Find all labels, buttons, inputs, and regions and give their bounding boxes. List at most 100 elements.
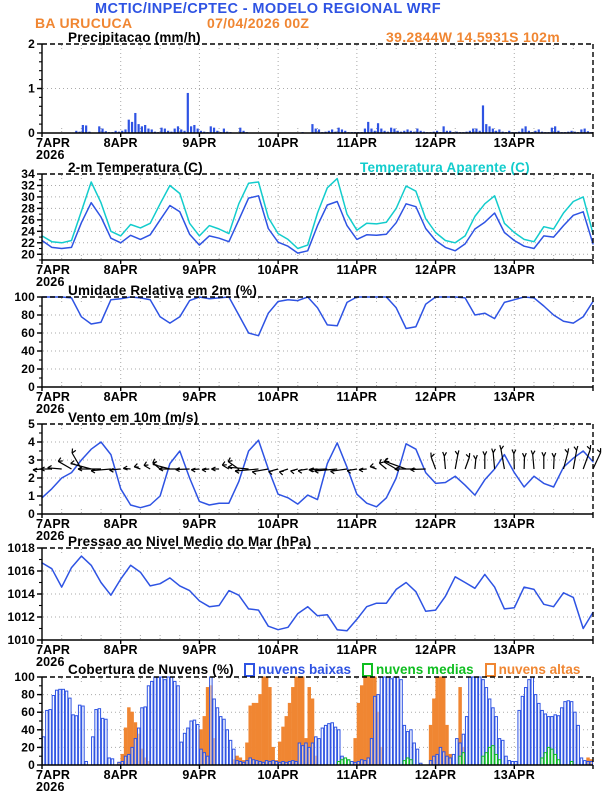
cloud-bar bbox=[179, 741, 184, 766]
x-tick-label: 10APR bbox=[257, 390, 298, 404]
cloud-bar bbox=[54, 689, 59, 766]
cloud-bar bbox=[579, 757, 584, 766]
precip-bar bbox=[75, 130, 78, 133]
precip-bar bbox=[586, 131, 590, 133]
cloud-bar bbox=[199, 748, 203, 766]
precip-bar bbox=[495, 130, 498, 133]
cloud-bar bbox=[45, 709, 49, 766]
x-tick-label: 12APR bbox=[415, 136, 456, 150]
y-tick-label: 20 bbox=[21, 247, 35, 261]
high-clouds-swatch-icon bbox=[484, 662, 496, 677]
cloud-bar bbox=[487, 746, 492, 766]
cloud-bar bbox=[379, 676, 384, 766]
x-tick-label: 11APR bbox=[337, 136, 378, 150]
cloud-bar bbox=[300, 745, 305, 766]
cloud-bar bbox=[261, 676, 266, 766]
panel-title-wind: Vento em 10m (m/s) bbox=[68, 410, 199, 425]
y-tick-label: 32 bbox=[21, 178, 35, 192]
mid-clouds-swatch-icon bbox=[362, 662, 374, 677]
cloud-bar bbox=[415, 748, 420, 766]
cloud-bar bbox=[455, 738, 459, 766]
cloud-bar bbox=[130, 746, 134, 766]
precip-bar bbox=[373, 130, 376, 133]
panel-title-apparent-temperature: Temperatura Aparente (C) bbox=[360, 160, 530, 175]
page-title: MCTIC/INPE/CPTEC - MODELO REGIONAL WRF bbox=[95, 1, 442, 17]
precip-bar bbox=[327, 130, 330, 133]
cloud-bar bbox=[202, 752, 207, 766]
cloud-bar bbox=[264, 676, 269, 766]
x-tick-label: 9APR bbox=[182, 136, 216, 150]
cloud-bar bbox=[294, 676, 298, 766]
precip-bar bbox=[475, 128, 478, 133]
cloud-bar bbox=[110, 758, 115, 766]
x-year-label: 2026 bbox=[36, 655, 65, 669]
legend-label-mid-clouds: nuvens medias bbox=[376, 662, 474, 677]
precip-bar bbox=[121, 130, 124, 133]
precip-bar bbox=[216, 130, 219, 133]
cloud-bar bbox=[468, 676, 472, 766]
x-year-label: 2026 bbox=[36, 780, 65, 792]
cloud-bar bbox=[156, 676, 161, 766]
x-tick-label: 10APR bbox=[257, 263, 298, 277]
cloud-bar bbox=[353, 738, 357, 766]
cloud-bar bbox=[573, 711, 577, 766]
precip-bar bbox=[173, 128, 176, 133]
cloud-bar bbox=[248, 757, 252, 766]
y-tick-label: 30 bbox=[21, 190, 35, 204]
precip-bar bbox=[104, 131, 107, 133]
x-tick-label: 11APR bbox=[337, 768, 378, 782]
cloud-bar bbox=[41, 736, 46, 766]
cloud-bar bbox=[212, 698, 216, 766]
cloud-bar bbox=[232, 748, 236, 766]
precip-bar bbox=[396, 130, 399, 133]
cloud-bar bbox=[566, 700, 571, 766]
cloud-bar bbox=[215, 707, 220, 766]
cloud-bar bbox=[81, 705, 85, 766]
run-datetime: 07/04/2026 00Z bbox=[207, 15, 310, 31]
x-tick-label: 12APR bbox=[415, 390, 456, 404]
cloud-bar bbox=[569, 701, 574, 766]
cloud-bar bbox=[327, 723, 331, 766]
y-tick-label: 1010 bbox=[8, 633, 36, 647]
x-tick-label: 8APR bbox=[104, 136, 138, 150]
cloud-bar bbox=[363, 676, 367, 766]
cloud-bar bbox=[163, 679, 167, 766]
cloud-bar bbox=[340, 759, 344, 766]
cloud-bar bbox=[517, 709, 521, 766]
x-tick-label: 7APR bbox=[36, 263, 70, 277]
precip-bar bbox=[557, 130, 560, 133]
precip-bar bbox=[212, 127, 216, 133]
y-tick-label: 40 bbox=[21, 344, 35, 358]
x-tick-label: 10APR bbox=[257, 136, 298, 150]
precip-bar bbox=[239, 127, 242, 133]
cloud-bar bbox=[196, 724, 200, 766]
cloud-bar bbox=[527, 679, 531, 766]
y-tick-label: 100 bbox=[14, 670, 35, 684]
cloud-bar bbox=[127, 753, 131, 766]
precip-bar bbox=[376, 123, 380, 133]
cloud-bar bbox=[186, 727, 190, 766]
panel-title-clouds: Cobertura de Nuvens (%) bbox=[68, 662, 234, 677]
cloud-bar bbox=[64, 690, 69, 766]
precip-bar bbox=[403, 130, 406, 133]
station-name: BA URUCUCA bbox=[35, 15, 133, 31]
cloud-bar bbox=[320, 727, 325, 766]
cloud-bar bbox=[494, 753, 498, 766]
panel-wind: 0 1 2 3 4 5 7APR 8APR 9APR 10APR 11APR 12APR 13APR 20… bbox=[28, 417, 602, 543]
precip-bar bbox=[419, 130, 422, 133]
x-tick-label: 13APR bbox=[494, 643, 535, 657]
precip-bar bbox=[583, 128, 586, 133]
cloud-bar bbox=[251, 702, 256, 766]
legend-item-high-clouds: nuvens altas bbox=[484, 662, 580, 677]
cloud-bar bbox=[94, 709, 98, 766]
precip-bar bbox=[167, 130, 170, 133]
cloud-bar bbox=[359, 685, 364, 766]
cloud-bar bbox=[48, 709, 52, 766]
cloud-bar bbox=[169, 676, 174, 766]
y-tick-label: 0 bbox=[28, 126, 35, 140]
panel-title-precipitation: Precipitacao (mm/h) bbox=[68, 30, 201, 45]
precip-bar bbox=[481, 105, 485, 133]
cloud-bar bbox=[291, 687, 295, 766]
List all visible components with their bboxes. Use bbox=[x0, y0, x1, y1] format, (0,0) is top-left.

---

**Your task:** Reproduce every line of the records above word for word, leaving out the pictures.

**Solved exercise:**
Find all labels, buttons, inputs, and regions and give their bounding boxes. List at most 100 elements.
cloud-bar bbox=[179, 741, 184, 766]
x-tick-label: 10APR bbox=[257, 390, 298, 404]
cloud-bar bbox=[54, 689, 59, 766]
cloud-bar bbox=[579, 757, 584, 766]
precip-bar bbox=[75, 130, 78, 133]
precip-bar bbox=[586, 131, 590, 133]
cloud-bar bbox=[199, 748, 203, 766]
precip-bar bbox=[495, 130, 498, 133]
cloud-bar bbox=[45, 709, 49, 766]
x-tick-label: 12APR bbox=[415, 136, 456, 150]
y-tick-label: 20 bbox=[21, 247, 35, 261]
high-clouds-swatch-icon bbox=[484, 662, 496, 677]
cloud-bar bbox=[487, 746, 492, 766]
cloud-bar bbox=[379, 676, 384, 766]
x-tick-label: 11APR bbox=[337, 136, 378, 150]
cloud-bar bbox=[300, 745, 305, 766]
cloud-bar bbox=[261, 676, 266, 766]
panel-title-wind: Vento em 10m (m/s) bbox=[68, 410, 199, 425]
y-tick-label: 32 bbox=[21, 178, 35, 192]
mid-clouds-swatch-icon bbox=[362, 662, 374, 677]
cloud-bar bbox=[415, 748, 420, 766]
cloud-bar bbox=[455, 738, 459, 766]
cloud-bar bbox=[130, 746, 134, 766]
precip-bar bbox=[373, 130, 376, 133]
panel-title-apparent-temperature: Temperatura Aparente (C) bbox=[360, 160, 530, 175]
page-title: MCTIC/INPE/CPTEC - MODELO REGIONAL WRF bbox=[95, 1, 442, 17]
precip-bar bbox=[327, 130, 330, 133]
cloud-bar bbox=[202, 752, 207, 766]
cloud-bar bbox=[264, 676, 269, 766]
x-tick-label: 9APR bbox=[182, 136, 216, 150]
cloud-bar bbox=[294, 676, 298, 766]
precip-bar bbox=[475, 128, 478, 133]
cloud-bar bbox=[110, 758, 115, 766]
x-year-label: 2026 bbox=[36, 655, 65, 669]
legend-label-mid-clouds: nuvens medias bbox=[376, 662, 474, 677]
precip-bar bbox=[121, 130, 124, 133]
precip-bar bbox=[216, 130, 219, 133]
cloud-bar bbox=[468, 676, 472, 766]
x-year-label: 2026 bbox=[36, 780, 65, 792]
cloud-bar bbox=[156, 676, 161, 766]
x-tick-label: 10APR bbox=[257, 263, 298, 277]
cloud-bar bbox=[353, 738, 357, 766]
cloud-bar bbox=[573, 711, 577, 766]
precip-bar bbox=[173, 128, 176, 133]
cloud-bar bbox=[248, 757, 252, 766]
y-tick-label: 30 bbox=[21, 190, 35, 204]
precip-bar bbox=[104, 131, 107, 133]
x-tick-label: 11APR bbox=[337, 768, 378, 782]
cloud-bar bbox=[41, 736, 46, 766]
cloud-bar bbox=[212, 698, 216, 766]
cloud-bar bbox=[232, 748, 236, 766]
precip-bar bbox=[396, 130, 399, 133]
cloud-bar bbox=[566, 700, 571, 766]
cloud-bar bbox=[215, 707, 220, 766]
cloud-bar bbox=[81, 705, 85, 766]
run-datetime: 07/04/2026 00Z bbox=[207, 15, 310, 31]
x-tick-label: 12APR bbox=[415, 390, 456, 404]
cloud-bar bbox=[569, 701, 574, 766]
cloud-bar bbox=[327, 723, 331, 766]
y-tick-label: 1010 bbox=[8, 633, 36, 647]
x-tick-label: 8APR bbox=[104, 136, 138, 150]
cloud-bar bbox=[363, 676, 367, 766]
cloud-bar bbox=[163, 679, 167, 766]
cloud-bar bbox=[340, 759, 344, 766]
cloud-bar bbox=[517, 709, 521, 766]
x-tick-label: 7APR bbox=[36, 263, 70, 277]
precip-bar bbox=[557, 130, 560, 133]
precip-bar bbox=[212, 127, 216, 133]
y-tick-label: 40 bbox=[21, 344, 35, 358]
x-tick-label: 10APR bbox=[257, 136, 298, 150]
precip-bar bbox=[239, 127, 242, 133]
cloud-bar bbox=[196, 724, 200, 766]
cloud-bar bbox=[527, 679, 531, 766]
y-tick-label: 100 bbox=[14, 670, 35, 684]
cloud-bar bbox=[127, 753, 131, 766]
precip-bar bbox=[376, 123, 380, 133]
cloud-bar bbox=[186, 727, 190, 766]
panel-title-clouds: Cobertura de Nuvens (%) bbox=[68, 662, 234, 677]
cloud-bar bbox=[64, 690, 69, 766]
precip-bar bbox=[403, 130, 406, 133]
station-name: BA URUCUCA bbox=[35, 15, 133, 31]
cloud-bar bbox=[320, 727, 325, 766]
cloud-bar bbox=[494, 753, 498, 766]
panel-wind: 0 1 2 3 4 5 7APR 8APR 9APR 10APR 11APR 12APR 13APR 20… bbox=[28, 417, 602, 543]
precip-bar bbox=[419, 130, 422, 133]
x-tick-label: 13APR bbox=[494, 643, 535, 657]
precip-bar bbox=[583, 128, 586, 133]
cloud-bar bbox=[251, 702, 256, 766]
legend-item-high-clouds: nuvens altas bbox=[484, 662, 580, 677]
cloud-bar bbox=[94, 709, 98, 766]
precip-bar bbox=[167, 130, 170, 133]
cloud-bar bbox=[359, 685, 364, 766]
cloud-bar bbox=[48, 709, 52, 766]
cloud-bar bbox=[169, 676, 174, 766]
y-tick-label: 0 bbox=[28, 126, 35, 140]
panel-title-precipitation: Precipitacao (mm/h) bbox=[68, 30, 201, 45]
precip-bar bbox=[481, 105, 485, 133]
cloud-bar bbox=[291, 687, 295, 766]
List all visible components with their bboxes. Use bbox=[x0, y0, x1, y1] format, (0,0) is top-left.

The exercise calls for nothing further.